**Directions:**
Reproduce the complete listing without any deviation.

**Data provided:**

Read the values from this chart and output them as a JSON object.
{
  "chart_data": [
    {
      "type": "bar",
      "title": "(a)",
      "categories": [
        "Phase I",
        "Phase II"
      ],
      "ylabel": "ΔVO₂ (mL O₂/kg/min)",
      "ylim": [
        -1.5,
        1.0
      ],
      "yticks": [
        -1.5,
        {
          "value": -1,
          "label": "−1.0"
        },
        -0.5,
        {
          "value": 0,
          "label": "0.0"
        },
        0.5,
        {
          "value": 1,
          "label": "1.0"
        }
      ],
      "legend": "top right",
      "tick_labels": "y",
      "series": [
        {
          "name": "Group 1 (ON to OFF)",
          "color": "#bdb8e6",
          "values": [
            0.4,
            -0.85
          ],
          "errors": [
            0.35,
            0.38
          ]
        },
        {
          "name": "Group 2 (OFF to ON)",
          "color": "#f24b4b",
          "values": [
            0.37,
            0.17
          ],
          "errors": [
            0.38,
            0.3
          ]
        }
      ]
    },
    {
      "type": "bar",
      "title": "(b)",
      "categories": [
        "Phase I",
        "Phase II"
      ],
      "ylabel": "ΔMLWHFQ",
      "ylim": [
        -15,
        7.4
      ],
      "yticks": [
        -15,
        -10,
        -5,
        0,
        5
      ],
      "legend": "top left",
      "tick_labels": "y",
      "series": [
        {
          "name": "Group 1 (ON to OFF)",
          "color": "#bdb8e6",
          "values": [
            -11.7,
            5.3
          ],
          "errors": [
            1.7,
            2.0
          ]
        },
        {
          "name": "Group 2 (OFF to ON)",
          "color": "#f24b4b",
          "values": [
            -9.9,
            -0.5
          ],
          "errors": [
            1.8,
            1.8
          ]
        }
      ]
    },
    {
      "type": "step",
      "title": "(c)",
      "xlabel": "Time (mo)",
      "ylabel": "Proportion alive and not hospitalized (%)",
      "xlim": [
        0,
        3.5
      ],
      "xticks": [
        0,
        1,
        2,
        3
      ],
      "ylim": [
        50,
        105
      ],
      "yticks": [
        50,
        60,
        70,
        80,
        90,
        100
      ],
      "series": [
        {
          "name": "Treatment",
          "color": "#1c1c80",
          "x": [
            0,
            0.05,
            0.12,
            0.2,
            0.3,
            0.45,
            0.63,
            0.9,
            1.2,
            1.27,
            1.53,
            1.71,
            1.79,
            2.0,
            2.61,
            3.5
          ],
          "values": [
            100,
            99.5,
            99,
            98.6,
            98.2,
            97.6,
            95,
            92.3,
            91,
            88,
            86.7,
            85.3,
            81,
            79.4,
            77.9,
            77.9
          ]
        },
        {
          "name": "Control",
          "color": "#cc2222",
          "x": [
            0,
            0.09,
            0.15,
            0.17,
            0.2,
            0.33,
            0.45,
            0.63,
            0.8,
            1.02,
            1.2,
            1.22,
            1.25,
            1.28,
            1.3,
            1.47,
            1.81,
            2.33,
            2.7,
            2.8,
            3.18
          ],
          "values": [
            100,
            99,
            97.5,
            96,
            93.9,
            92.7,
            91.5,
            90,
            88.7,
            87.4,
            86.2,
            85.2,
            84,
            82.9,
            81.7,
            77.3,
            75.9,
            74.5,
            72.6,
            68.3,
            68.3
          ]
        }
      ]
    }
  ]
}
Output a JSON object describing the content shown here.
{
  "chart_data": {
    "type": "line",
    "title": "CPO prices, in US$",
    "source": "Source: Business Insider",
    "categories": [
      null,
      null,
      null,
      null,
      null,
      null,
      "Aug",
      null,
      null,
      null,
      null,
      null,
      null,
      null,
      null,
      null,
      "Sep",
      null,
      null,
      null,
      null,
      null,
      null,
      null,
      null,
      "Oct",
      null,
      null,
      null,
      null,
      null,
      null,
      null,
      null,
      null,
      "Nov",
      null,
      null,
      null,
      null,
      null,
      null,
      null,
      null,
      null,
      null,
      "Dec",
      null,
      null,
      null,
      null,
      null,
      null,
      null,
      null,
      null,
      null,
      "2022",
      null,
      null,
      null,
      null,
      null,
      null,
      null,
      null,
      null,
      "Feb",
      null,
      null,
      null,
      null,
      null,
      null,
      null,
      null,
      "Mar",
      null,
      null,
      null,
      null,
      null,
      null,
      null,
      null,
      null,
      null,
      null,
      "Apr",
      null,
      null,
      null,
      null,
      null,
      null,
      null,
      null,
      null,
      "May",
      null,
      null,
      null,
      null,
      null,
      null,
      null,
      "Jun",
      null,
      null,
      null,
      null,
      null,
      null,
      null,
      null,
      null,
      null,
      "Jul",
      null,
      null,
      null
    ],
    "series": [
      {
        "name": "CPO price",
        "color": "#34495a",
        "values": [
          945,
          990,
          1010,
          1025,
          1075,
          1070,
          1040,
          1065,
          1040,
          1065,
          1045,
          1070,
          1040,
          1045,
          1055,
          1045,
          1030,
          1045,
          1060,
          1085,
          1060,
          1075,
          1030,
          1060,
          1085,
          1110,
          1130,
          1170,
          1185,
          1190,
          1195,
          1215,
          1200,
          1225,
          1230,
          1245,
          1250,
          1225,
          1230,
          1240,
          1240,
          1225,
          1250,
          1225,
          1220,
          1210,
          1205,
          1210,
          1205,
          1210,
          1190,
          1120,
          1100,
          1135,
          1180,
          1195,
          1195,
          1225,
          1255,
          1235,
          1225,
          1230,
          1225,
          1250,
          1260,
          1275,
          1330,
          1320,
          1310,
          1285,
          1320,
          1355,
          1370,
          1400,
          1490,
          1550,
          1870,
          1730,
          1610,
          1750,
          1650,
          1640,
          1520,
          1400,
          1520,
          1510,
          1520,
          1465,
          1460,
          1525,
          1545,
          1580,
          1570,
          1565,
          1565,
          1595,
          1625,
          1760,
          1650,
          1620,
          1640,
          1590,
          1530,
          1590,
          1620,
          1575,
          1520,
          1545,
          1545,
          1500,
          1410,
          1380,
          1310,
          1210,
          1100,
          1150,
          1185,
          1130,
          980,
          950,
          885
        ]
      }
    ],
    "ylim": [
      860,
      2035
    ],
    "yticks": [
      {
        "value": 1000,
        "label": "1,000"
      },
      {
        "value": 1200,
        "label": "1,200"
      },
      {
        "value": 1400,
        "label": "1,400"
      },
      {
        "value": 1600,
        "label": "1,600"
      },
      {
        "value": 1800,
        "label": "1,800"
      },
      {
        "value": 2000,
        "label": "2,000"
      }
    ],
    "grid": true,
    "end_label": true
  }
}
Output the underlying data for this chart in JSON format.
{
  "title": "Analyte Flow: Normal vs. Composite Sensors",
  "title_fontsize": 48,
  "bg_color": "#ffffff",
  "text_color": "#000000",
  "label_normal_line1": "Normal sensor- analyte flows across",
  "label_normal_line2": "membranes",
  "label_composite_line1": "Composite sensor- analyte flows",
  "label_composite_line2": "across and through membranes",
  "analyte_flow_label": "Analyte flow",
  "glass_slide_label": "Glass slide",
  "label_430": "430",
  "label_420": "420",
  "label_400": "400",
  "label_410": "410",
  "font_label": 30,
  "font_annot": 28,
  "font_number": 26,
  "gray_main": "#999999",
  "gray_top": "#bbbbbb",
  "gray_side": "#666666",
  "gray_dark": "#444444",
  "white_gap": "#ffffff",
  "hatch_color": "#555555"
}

**Written reply:**
Read the values from this chart and output them as a JSON object.
{
  "chart_data": [
    {
      "type": "bar",
      "title": "(a)",
      "categories": [
        "Phase I",
        "Phase II"
      ],
      "ylabel": "ΔVO₂ (mL O₂/kg/min)",
      "ylim": [
        -1.5,
        1.0
      ],
      "yticks": [
        -1.5,
        {
          "value": -1,
          "label": "−1.0"
        },
        -0.5,
        {
          "value": 0,
          "label": "0.0"
        },
        0.5,
        {
          "value": 1,
          "label": "1.0"
        }
      ],
      "legend": "top right",
      "tick_labels": "y",
      "series": [
        {
          "name": "Group 1 (ON to OFF)",
          "color": "#bdb8e6",
          "values": [
            0.4,
            -0.85
          ],
          "errors": [
            0.35,
            0.38
          ]
        },
        {
          "name": "Group 2 (OFF to ON)",
          "color": "#f24b4b",
          "values": [
            0.37,
            0.17
          ],
          "errors": [
            0.38,
            0.3
          ]
        }
      ]
    },
    {
      "type": "bar",
      "title": "(b)",
      "categories": [
        "Phase I",
        "Phase II"
      ],
      "ylabel": "ΔMLWHFQ",
      "ylim": [
        -15,
        7.4
      ],
      "yticks": [
        -15,
        -10,
        -5,
        0,
        5
      ],
      "legend": "top left",
      "tick_labels": "y",
      "series": [
        {
          "name": "Group 1 (ON to OFF)",
          "color": "#bdb8e6",
          "values": [
            -11.7,
            5.3
          ],
          "errors": [
            1.7,
            2.0
          ]
        },
        {
          "name": "Group 2 (OFF to ON)",
          "color": "#f24b4b",
          "values": [
            -9.9,
            -0.5
          ],
          "errors": [
            1.8,
            1.8
          ]
        }
      ]
    },
    {
      "type": "step",
      "title": "(c)",
      "xlabel": "Time (mo)",
      "ylabel": "Proportion alive and not hospitalized (%)",
      "xlim": [
        0,
        3.5
      ],
      "xticks": [
        0,
        1,
        2,
        3
      ],
      "ylim": [
        50,
        105
      ],
      "yticks": [
        50,
        60,
        70,
        80,
        90,
        100
      ],
      "series": [
        {
          "name": "Treatment",
          "color": "#1c1c80",
          "x": [
            0,
            0.05,
            0.12,
            0.2,
            0.3,
            0.45,
            0.63,
            0.9,
            1.2,
            1.27,
            1.53,
            1.71,
            1.79,
            2.0,
            2.61,
            3.5
          ],
          "values": [
            100,
            99.5,
            99,
            98.6,
            98.2,
            97.6,
            95,
            92.3,
            91,
            88,
            86.7,
            85.3,
            81,
            79.4,
            77.9,
            77.9
          ]
        },
        {
          "name": "Control",
          "color": "#cc2222",
          "x": [
            0,
            0.09,
            0.15,
            0.17,
            0.2,
            0.33,
            0.45,
            0.63,
            0.8,
            1.02,
            1.2,
            1.22,
            1.25,
            1.28,
            1.3,
            1.47,
            1.81,
            2.33,
            2.7,
            2.8,
            3.18
          ],
          "values": [
            100,
            99,
            97.5,
            96,
            93.9,
            92.7,
            91.5,
            90,
            88.7,
            87.4,
            86.2,
            85.2,
            84,
            82.9,
            81.7,
            77.3,
            75.9,
            74.5,
            72.6,
            68.3,
            68.3
          ]
        }
      ]
    }
  ]
}
Output a JSON object describing the content shown here.
{
  "chart_data": {
    "type": "line",
    "title": "CPO prices, in US$",
    "source": "Source: Business Insider",
    "categories": [
      null,
      null,
      null,
      null,
      null,
      null,
      "Aug",
      null,
      null,
      null,
      null,
      null,
      null,
      null,
      null,
      null,
      "Sep",
      null,
      null,
      null,
      null,
      null,
      null,
      null,
      null,
      "Oct",
      null,
      null,
      null,
      null,
      null,
      null,
      null,
      null,
      null,
      "Nov",
      null,
      null,
      null,
      null,
      null,
      null,
      null,
      null,
      null,
      null,
      "Dec",
      null,
      null,
      null,
      null,
      null,
      null,
      null,
      null,
      null,
      null,
      "2022",
      null,
      null,
      null,
      null,
      null,
      null,
      null,
      null,
      null,
      "Feb",
      null,
      null,
      null,
      null,
      null,
      null,
      null,
      null,
      "Mar",
      null,
      null,
      null,
      null,
      null,
      null,
      null,
      null,
      null,
      null,
      null,
      "Apr",
      null,
      null,
      null,
      null,
      null,
      null,
      null,
      null,
      null,
      "May",
      null,
      null,
      null,
      null,
      null,
      null,
      null,
      "Jun",
      null,
      null,
      null,
      null,
      null,
      null,
      null,
      null,
      null,
      null,
      "Jul",
      null,
      null,
      null
    ],
    "series": [
      {
        "name": "CPO price",
        "color": "#34495a",
        "values": [
          945,
          990,
          1010,
          1025,
          1075,
          1070,
          1040,
          1065,
          1040,
          1065,
          1045,
          1070,
          1040,
          1045,
          1055,
          1045,
          1030,
          1045,
          1060,
          1085,
          1060,
          1075,
          1030,
          1060,
          1085,
          1110,
          1130,
          1170,
          1185,
          1190,
          1195,
          1215,
          1200,
          1225,
          1230,
          1245,
          1250,
          1225,
          1230,
          1240,
          1240,
          1225,
          1250,
          1225,
          1220,
          1210,
          1205,
          1210,
          1205,
          1210,
          1190,
          1120,
          1100,
          1135,
          1180,
          1195,
          1195,
          1225,
          1255,
          1235,
          1225,
          1230,
          1225,
          1250,
          1260,
          1275,
          1330,
          1320,
          1310,
          1285,
          1320,
          1355,
          1370,
          1400,
          1490,
          1550,
          1870,
          1730,
          1610,
          1750,
          1650,
          1640,
          1520,
          1400,
          1520,
          1510,
          1520,
          1465,
          1460,
          1525,
          1545,
          1580,
          1570,
          1565,
          1565,
          1595,
          1625,
          1760,
          1650,
          1620,
          1640,
          1590,
          1530,
          1590,
          1620,
          1575,
          1520,
          1545,
          1545,
          1500,
          1410,
          1380,
          1310,
          1210,
          1100,
          1150,
          1185,
          1130,
          980,
          950,
          885
        ]
      }
    ],
    "ylim": [
      860,
      2035
    ],
    "yticks": [
      {
        "value": 1000,
        "label": "1,000"
      },
      {
        "value": 1200,
        "label": "1,200"
      },
      {
        "value": 1400,
        "label": "1,400"
      },
      {
        "value": 1600,
        "label": "1,600"
      },
      {
        "value": 1800,
        "label": "1,800"
      },
      {
        "value": 2000,
        "label": "2,000"
      }
    ],
    "grid": true,
    "end_label": true
  }
}
Output the underlying data for this chart in JSON format.
{
  "title": "Analyte Flow: Normal vs. Composite Sensors",
  "title_fontsize": 48,
  "bg_color": "#ffffff",
  "text_color": "#000000",
  "label_normal_line1": "Normal sensor- analyte flows across",
  "label_normal_line2": "membranes",
  "label_composite_line1": "Composite sensor- analyte flows",
  "label_composite_line2": "across and through membranes",
  "analyte_flow_label": "Analyte flow",
  "glass_slide_label": "Glass slide",
  "label_430": "430",
  "label_420": "420",
  "label_400": "400",
  "label_410": "410",
  "font_label": 30,
  "font_annot": 28,
  "font_number": 26,
  "gray_main": "#999999",
  "gray_top": "#bbbbbb",
  "gray_side": "#666666",
  "gray_dark": "#444444",
  "white_gap": "#ffffff",
  "hatch_color": "#555555"
}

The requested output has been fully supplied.